### Provided data
★ ★ ★

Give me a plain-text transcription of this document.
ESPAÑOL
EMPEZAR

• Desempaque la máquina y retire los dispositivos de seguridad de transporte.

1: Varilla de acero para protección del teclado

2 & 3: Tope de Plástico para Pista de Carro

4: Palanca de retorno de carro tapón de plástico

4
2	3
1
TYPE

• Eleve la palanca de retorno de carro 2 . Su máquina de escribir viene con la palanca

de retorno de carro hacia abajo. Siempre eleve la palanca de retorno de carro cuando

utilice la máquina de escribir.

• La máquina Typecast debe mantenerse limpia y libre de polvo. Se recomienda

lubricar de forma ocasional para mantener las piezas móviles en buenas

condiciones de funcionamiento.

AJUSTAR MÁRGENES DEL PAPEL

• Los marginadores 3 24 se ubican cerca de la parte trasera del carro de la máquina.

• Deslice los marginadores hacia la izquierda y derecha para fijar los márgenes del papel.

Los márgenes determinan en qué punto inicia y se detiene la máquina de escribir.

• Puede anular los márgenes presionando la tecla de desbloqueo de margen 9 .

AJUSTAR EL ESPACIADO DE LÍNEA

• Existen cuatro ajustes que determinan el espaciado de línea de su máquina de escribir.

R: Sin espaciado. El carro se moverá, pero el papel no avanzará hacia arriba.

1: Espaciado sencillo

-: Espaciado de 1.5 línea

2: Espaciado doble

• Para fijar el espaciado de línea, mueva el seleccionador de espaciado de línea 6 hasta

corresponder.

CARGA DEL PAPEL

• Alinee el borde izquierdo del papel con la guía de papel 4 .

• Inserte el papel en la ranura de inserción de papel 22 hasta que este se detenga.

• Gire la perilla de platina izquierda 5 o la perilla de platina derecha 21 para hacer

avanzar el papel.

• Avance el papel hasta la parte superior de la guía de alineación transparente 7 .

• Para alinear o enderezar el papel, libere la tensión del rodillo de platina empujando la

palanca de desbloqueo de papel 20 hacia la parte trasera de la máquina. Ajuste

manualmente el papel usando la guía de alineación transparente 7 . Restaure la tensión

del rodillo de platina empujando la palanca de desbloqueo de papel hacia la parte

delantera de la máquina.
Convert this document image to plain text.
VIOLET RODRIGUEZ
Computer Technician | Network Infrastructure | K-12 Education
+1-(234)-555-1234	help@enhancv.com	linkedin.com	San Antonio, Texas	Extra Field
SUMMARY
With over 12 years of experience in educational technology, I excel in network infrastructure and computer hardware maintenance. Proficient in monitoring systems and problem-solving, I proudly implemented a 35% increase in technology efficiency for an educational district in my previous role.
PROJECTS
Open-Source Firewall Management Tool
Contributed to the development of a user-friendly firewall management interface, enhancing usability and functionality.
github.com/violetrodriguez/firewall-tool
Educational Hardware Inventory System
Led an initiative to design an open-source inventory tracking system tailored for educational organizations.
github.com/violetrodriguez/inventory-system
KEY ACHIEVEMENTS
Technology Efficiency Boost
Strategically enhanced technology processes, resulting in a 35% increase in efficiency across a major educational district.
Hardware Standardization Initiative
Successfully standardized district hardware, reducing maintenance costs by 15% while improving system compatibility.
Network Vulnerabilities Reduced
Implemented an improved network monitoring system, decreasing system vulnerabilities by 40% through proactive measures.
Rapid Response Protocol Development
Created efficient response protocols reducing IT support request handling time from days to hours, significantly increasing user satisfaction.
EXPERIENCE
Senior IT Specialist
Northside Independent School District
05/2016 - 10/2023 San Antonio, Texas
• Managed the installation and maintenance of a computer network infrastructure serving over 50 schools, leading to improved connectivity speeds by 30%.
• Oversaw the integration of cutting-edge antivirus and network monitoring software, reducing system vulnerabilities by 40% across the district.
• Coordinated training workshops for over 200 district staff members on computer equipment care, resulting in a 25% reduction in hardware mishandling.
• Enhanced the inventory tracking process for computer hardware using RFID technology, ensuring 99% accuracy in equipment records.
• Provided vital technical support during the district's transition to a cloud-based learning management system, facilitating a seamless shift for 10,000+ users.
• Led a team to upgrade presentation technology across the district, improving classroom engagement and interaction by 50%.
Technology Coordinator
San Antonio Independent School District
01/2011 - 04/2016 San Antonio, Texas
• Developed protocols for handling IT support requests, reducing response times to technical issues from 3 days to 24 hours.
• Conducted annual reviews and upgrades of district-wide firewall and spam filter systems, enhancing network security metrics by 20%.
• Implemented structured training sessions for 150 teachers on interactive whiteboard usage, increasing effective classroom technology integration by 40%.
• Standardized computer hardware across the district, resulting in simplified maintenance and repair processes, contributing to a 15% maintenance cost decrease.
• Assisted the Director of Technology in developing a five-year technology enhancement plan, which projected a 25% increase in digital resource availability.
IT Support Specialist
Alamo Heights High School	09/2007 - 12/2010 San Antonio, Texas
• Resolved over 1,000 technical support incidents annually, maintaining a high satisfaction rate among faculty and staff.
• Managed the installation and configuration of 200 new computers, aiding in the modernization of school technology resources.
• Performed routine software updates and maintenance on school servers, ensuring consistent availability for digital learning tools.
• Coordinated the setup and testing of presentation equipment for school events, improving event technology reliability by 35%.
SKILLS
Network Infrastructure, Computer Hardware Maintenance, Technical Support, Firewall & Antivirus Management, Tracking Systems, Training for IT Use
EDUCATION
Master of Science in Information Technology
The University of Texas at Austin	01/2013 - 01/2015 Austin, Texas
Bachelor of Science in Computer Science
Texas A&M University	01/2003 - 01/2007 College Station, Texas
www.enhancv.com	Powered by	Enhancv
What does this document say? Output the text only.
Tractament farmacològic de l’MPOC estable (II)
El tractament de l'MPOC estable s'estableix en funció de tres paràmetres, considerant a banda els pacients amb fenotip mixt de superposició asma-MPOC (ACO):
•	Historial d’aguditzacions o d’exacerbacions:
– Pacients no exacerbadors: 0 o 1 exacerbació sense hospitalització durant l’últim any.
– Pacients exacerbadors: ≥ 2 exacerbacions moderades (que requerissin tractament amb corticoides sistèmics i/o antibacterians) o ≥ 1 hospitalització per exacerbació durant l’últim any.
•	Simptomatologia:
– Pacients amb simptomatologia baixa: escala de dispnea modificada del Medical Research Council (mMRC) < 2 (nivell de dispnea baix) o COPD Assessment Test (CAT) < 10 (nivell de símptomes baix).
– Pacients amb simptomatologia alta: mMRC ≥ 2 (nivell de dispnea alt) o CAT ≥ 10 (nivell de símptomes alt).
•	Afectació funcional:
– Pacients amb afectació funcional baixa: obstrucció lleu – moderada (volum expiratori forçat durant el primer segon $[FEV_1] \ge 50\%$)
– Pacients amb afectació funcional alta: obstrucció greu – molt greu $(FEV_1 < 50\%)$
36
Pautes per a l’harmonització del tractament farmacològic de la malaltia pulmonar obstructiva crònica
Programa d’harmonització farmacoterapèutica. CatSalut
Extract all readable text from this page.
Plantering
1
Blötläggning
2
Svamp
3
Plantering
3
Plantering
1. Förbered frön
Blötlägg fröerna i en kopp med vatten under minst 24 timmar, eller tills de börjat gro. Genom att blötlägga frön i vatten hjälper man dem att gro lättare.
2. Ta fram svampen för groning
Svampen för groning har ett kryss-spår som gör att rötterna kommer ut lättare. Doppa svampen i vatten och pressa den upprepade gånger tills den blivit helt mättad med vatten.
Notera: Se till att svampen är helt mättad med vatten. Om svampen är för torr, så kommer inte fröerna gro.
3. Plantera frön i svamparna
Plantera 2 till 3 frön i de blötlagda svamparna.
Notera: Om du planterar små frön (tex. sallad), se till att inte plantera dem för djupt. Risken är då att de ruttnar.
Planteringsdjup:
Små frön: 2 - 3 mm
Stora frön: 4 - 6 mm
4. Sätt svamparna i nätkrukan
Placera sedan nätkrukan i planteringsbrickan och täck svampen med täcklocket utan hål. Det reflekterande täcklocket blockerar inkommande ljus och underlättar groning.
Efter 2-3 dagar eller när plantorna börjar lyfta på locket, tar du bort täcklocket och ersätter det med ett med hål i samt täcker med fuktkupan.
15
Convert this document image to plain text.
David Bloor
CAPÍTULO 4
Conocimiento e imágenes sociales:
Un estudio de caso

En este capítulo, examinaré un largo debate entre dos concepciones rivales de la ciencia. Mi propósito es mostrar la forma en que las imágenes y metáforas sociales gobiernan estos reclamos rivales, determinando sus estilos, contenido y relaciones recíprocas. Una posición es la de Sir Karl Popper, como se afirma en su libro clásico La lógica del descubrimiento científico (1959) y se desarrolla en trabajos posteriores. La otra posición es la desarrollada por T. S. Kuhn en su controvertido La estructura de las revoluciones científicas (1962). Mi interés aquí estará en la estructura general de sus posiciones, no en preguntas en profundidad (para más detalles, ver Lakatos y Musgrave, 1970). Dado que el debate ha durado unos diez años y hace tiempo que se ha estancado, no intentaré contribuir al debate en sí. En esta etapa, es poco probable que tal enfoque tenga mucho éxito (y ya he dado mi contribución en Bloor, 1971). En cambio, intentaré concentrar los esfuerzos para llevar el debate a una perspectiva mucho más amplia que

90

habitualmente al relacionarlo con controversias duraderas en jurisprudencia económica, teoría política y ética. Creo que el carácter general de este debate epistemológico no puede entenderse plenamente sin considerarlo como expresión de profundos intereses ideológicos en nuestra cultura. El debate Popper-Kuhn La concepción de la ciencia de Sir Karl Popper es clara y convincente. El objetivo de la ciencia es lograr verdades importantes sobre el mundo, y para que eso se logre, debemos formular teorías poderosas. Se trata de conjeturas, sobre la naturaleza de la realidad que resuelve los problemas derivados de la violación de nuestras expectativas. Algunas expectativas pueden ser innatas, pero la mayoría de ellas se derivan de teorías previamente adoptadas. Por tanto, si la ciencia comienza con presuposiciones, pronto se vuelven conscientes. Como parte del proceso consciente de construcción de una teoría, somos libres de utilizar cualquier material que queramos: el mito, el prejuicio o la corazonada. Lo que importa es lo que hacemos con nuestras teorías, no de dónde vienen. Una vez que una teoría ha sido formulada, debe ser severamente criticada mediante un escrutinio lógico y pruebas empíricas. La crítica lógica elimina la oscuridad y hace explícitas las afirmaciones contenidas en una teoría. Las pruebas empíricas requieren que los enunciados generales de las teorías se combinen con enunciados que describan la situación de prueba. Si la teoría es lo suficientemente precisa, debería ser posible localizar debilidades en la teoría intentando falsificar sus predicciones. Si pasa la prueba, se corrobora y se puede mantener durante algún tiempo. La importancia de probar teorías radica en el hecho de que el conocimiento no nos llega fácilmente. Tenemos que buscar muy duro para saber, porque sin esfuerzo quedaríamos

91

★ ★ ★

### Work required
Find every line in the listing that has the string "improving", then give the count by itself.

### Your response
3